__WHAT THE TASK REQUIRES__
Write out the listing below without alteration, omitting its pictures.

━━━━━━━━━━

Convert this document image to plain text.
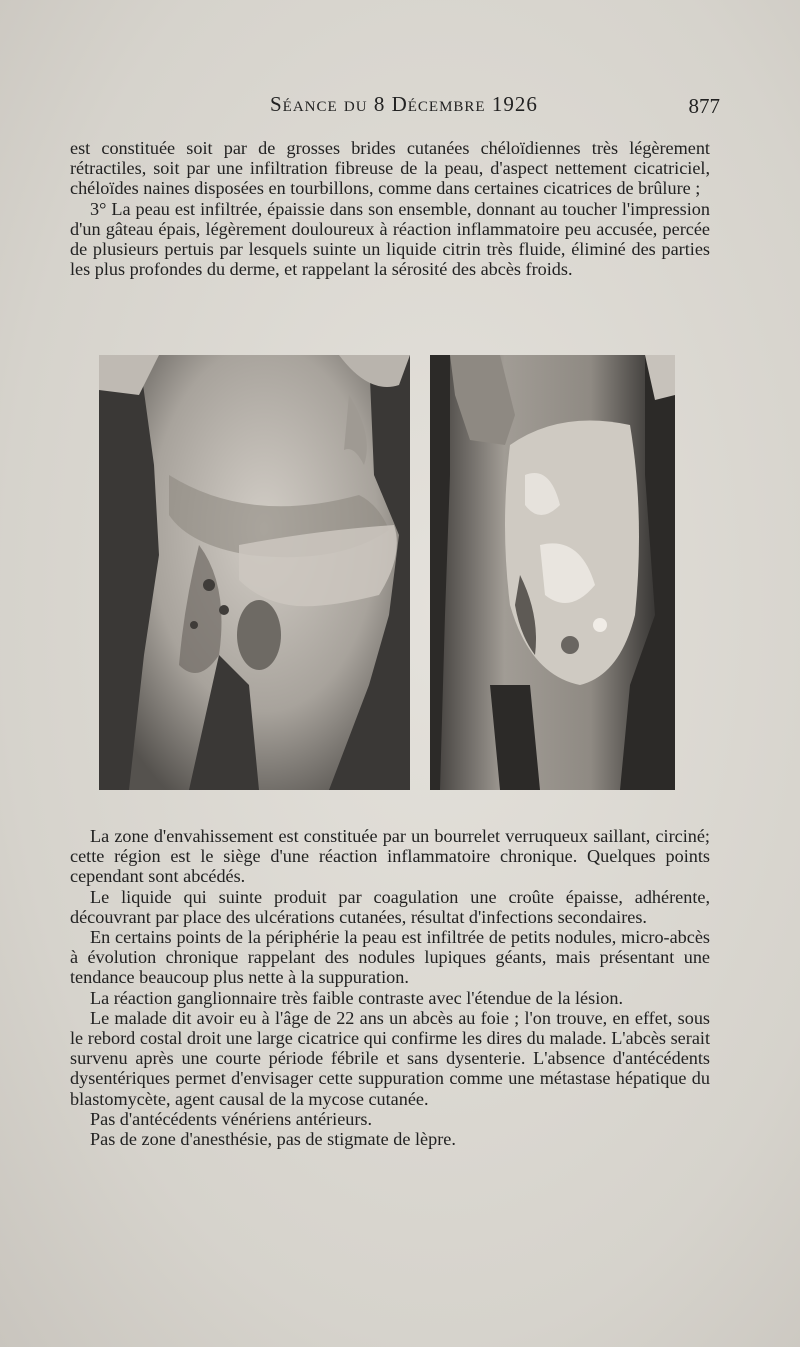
Séance du 8 Décembre 1926	877

est constituée soit par de grosses brides cutanées chéloïdiennes très légèrement rétractiles, soit par une infiltration fibreuse de la peau, d'aspect nettement cicatriciel, chéloïdes naines disposées en tourbillons, comme dans certaines cicatrices de brûlure ;

3° La peau est infiltrée, épaissie dans son ensemble, donnant au toucher l'impression d'un gâteau épais, légèrement douloureux à réaction inflammatoire peu accusée, percée de plusieurs pertuis par lesquels suinte un liquide citrin très fluide, éliminé des parties les plus profondes du derme, et rappelant la sérosité des abcès froids.

La zone d'envahissement est constituée par un bourrelet verruqueux saillant, circiné; cette région est le siège d'une réaction inflammatoire chronique. Quelques points cependant sont abcédés.

Le liquide qui suinte produit par coagulation une croûte épaisse, adhérente, découvrant par place des ulcérations cutanées, résultat d'infections secondaires.

En certains points de la périphérie la peau est infiltrée de petits nodules, micro-abcès à évolution chronique rappelant des nodules lupiques géants, mais présentant une tendance beaucoup plus nette à la suppuration.

La réaction ganglionnaire très faible contraste avec l'étendue de la lésion.

Le malade dit avoir eu à l'âge de 22 ans un abcès au foie ; l'on trouve, en effet, sous le rebord costal droit une large cicatrice qui confirme les dires du malade. L'abcès serait survenu après une courte période fébrile et sans dysenterie. L'absence d'antécédents dysentériques permet d'envisager cette suppuration comme une métastase hépatique du blastomycète, agent causal de la mycose cutanée.

Pas d'antécédents vénériens antérieurs.

Pas de zone d'anesthésie, pas de stigmate de lèpre.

━━━━━━━━━━

__CORRECT RESPONSE__
Convert this document image to plain text.
Séance du 8 Décembre 1926	877

est constituée soit par de grosses brides cutanées chéloïdiennes très légèrement rétractiles, soit par une infiltration fibreuse de la peau, d'aspect nettement cicatriciel, chéloïdes naines disposées en tourbillons, comme dans certaines cicatrices de brûlure ;

3° La peau est infiltrée, épaissie dans son ensemble, donnant au toucher l'impression d'un gâteau épais, légèrement douloureux à réaction inflammatoire peu accusée, percée de plusieurs pertuis par lesquels suinte un liquide citrin très fluide, éliminé des parties les plus profondes du derme, et rappelant la sérosité des abcès froids.

La zone d'envahissement est constituée par un bourrelet verruqueux saillant, circiné; cette région est le siège d'une réaction inflammatoire chronique. Quelques points cependant sont abcédés.

Le liquide qui suinte produit par coagulation une croûte épaisse, adhérente, découvrant par place des ulcérations cutanées, résultat d'infections secondaires.

En certains points de la périphérie la peau est infiltrée de petits nodules, micro-abcès à évolution chronique rappelant des nodules lupiques géants, mais présentant une tendance beaucoup plus nette à la suppuration.

La réaction ganglionnaire très faible contraste avec l'étendue de la lésion.

Le malade dit avoir eu à l'âge de 22 ans un abcès au foie ; l'on trouve, en effet, sous le rebord costal droit une large cicatrice qui confirme les dires du malade. L'abcès serait survenu après une courte période fébrile et sans dysenterie. L'absence d'antécédents dysentériques permet d'envisager cette suppuration comme une métastase hépatique du blastomycète, agent causal de la mycose cutanée.

Pas d'antécédents vénériens antérieurs.

Pas de zone d'anesthésie, pas de stigmate de lèpre.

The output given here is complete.